▶ Exercise prompt: From the entries below, gather each line containing the word "minimize".

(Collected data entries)
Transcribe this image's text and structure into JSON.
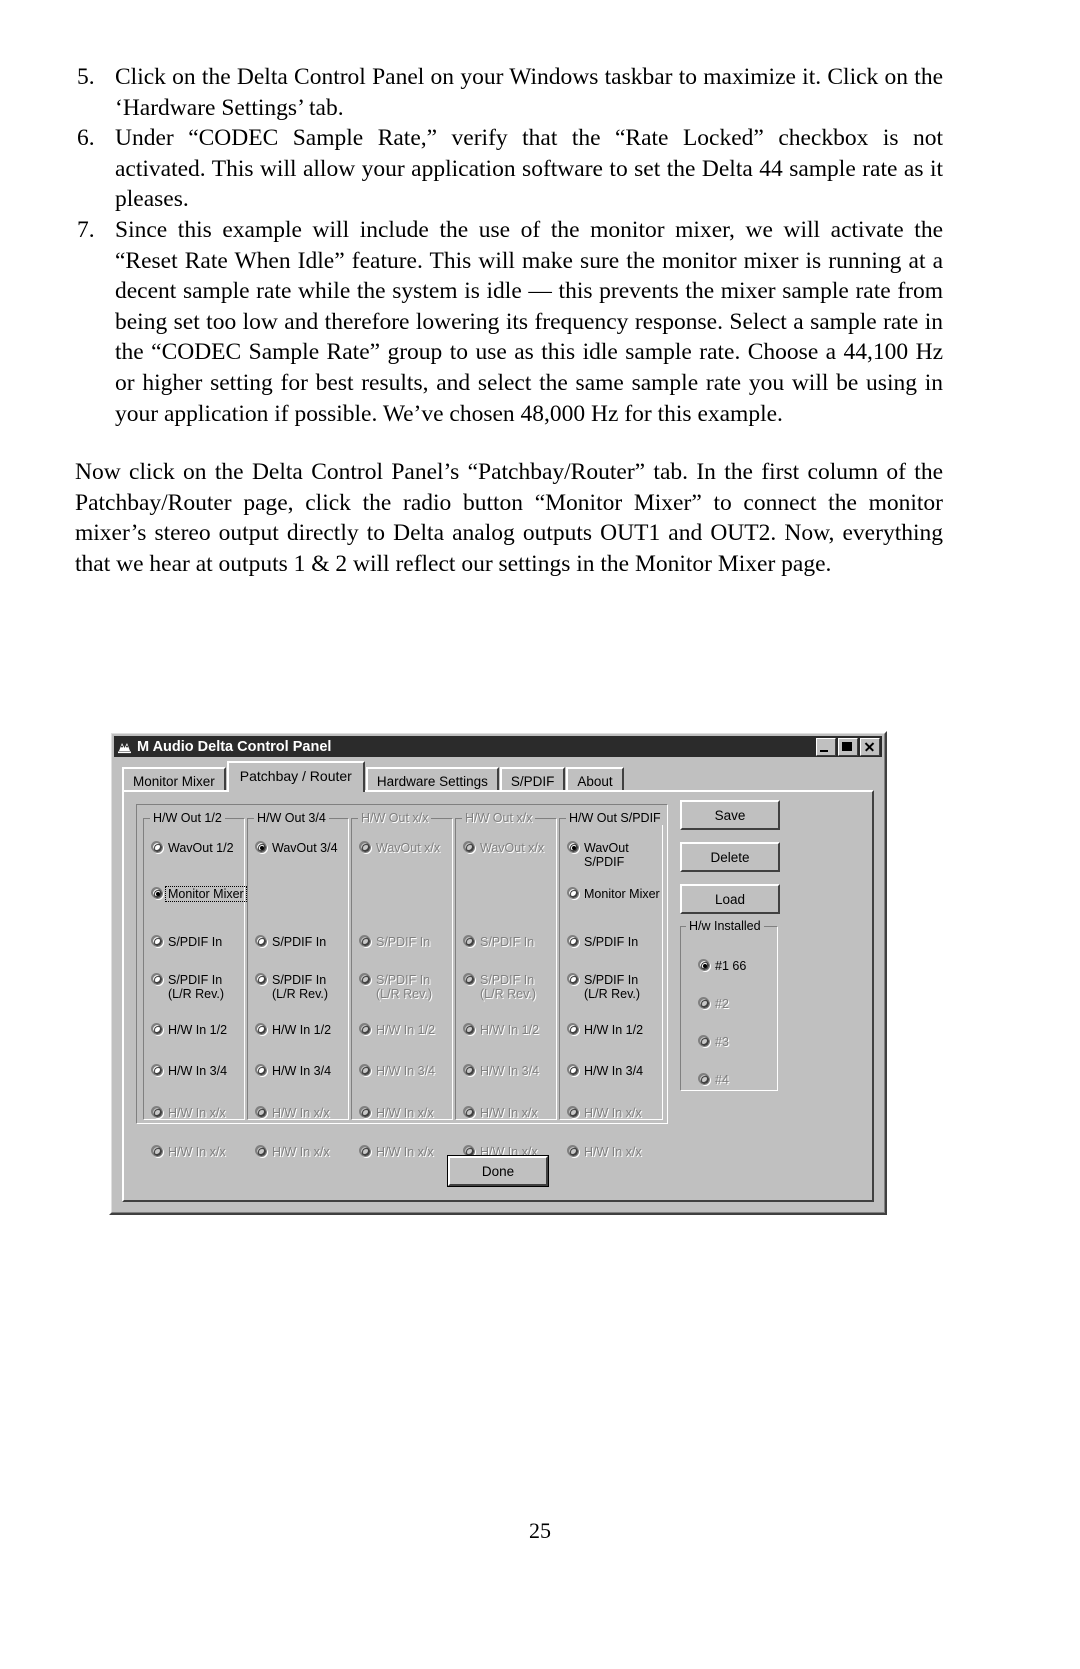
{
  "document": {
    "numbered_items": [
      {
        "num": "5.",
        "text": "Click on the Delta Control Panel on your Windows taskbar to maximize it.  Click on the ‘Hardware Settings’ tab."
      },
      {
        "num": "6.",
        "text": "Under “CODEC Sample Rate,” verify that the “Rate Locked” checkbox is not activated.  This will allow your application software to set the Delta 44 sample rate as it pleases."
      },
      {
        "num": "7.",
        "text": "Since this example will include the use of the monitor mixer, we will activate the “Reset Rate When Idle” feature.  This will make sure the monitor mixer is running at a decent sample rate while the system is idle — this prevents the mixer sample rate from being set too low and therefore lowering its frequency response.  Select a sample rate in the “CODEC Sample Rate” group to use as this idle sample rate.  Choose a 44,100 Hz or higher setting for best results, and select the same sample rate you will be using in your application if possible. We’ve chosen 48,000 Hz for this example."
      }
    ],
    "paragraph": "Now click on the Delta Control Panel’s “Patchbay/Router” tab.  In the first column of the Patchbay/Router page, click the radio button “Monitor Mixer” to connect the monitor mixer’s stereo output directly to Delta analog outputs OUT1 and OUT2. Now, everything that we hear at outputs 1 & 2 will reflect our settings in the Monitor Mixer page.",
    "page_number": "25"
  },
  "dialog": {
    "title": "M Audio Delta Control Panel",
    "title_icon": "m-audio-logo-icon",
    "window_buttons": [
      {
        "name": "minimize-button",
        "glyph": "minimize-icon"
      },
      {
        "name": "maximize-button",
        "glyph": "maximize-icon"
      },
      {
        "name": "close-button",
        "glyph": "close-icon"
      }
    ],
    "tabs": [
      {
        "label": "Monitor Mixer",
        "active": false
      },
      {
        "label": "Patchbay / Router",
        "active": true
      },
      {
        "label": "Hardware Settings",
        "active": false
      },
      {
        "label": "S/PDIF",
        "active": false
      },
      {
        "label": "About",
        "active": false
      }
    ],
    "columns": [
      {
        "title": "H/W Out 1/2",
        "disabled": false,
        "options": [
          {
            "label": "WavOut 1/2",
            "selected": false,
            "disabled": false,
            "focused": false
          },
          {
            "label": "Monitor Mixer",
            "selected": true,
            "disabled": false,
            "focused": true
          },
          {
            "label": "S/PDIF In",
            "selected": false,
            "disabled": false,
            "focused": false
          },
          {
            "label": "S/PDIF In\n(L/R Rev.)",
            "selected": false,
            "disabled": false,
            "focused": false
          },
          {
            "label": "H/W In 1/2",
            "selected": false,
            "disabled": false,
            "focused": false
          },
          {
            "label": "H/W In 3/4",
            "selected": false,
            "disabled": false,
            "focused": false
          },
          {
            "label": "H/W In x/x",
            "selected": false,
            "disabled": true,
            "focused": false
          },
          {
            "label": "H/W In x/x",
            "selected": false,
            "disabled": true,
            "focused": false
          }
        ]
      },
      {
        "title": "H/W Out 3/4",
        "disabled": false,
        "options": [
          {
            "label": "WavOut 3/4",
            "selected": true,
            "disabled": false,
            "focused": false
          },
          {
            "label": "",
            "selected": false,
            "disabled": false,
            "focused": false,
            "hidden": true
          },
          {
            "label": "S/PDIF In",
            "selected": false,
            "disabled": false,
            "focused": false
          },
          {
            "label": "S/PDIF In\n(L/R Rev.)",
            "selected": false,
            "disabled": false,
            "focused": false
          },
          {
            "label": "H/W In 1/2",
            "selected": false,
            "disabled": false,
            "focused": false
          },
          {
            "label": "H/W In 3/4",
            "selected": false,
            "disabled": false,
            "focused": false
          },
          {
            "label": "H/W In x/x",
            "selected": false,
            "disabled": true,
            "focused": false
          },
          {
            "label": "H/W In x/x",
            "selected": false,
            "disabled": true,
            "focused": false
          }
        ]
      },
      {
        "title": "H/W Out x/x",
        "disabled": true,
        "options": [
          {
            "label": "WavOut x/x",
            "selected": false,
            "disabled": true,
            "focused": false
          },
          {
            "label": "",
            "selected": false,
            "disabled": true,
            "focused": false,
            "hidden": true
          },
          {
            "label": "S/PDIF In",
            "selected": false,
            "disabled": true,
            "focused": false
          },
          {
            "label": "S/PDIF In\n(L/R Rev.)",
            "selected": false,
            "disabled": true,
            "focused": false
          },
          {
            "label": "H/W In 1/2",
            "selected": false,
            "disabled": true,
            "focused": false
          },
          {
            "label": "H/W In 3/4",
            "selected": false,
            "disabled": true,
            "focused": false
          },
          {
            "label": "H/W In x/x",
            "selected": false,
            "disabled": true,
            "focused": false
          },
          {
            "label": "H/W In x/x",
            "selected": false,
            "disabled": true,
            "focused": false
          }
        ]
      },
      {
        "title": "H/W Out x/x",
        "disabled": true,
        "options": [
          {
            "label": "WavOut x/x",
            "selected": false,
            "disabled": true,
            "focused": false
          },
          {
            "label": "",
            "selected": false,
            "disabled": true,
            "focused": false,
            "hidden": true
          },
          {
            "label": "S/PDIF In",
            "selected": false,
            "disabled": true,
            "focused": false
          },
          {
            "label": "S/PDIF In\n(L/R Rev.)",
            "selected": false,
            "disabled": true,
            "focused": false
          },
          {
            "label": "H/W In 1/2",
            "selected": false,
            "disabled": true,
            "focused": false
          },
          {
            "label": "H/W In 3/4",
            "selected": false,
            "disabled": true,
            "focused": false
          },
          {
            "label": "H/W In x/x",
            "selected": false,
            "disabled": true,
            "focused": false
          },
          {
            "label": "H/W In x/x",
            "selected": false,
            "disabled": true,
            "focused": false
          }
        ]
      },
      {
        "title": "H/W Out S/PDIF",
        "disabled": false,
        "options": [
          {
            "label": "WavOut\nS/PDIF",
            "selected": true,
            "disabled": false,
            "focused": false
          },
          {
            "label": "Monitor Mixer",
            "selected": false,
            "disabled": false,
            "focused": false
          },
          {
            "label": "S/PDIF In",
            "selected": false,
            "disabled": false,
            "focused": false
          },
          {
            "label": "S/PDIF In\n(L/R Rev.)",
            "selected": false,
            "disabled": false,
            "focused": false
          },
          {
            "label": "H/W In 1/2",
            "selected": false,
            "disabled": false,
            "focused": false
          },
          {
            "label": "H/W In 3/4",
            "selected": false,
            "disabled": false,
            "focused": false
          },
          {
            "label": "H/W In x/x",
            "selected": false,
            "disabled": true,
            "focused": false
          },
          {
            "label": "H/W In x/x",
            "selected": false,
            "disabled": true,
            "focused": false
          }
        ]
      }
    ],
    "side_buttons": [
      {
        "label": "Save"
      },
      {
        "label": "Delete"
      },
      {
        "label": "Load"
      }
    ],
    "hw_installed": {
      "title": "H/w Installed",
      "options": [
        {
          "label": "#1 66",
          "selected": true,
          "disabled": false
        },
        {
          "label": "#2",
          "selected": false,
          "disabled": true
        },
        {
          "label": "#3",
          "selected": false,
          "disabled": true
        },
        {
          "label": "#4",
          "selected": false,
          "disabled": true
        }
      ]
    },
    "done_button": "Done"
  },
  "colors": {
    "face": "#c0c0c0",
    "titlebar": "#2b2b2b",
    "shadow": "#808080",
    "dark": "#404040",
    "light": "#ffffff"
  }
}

▶ Result for this exercise:
        "name": "minimize-button",
        "glyph": "minimize-icon"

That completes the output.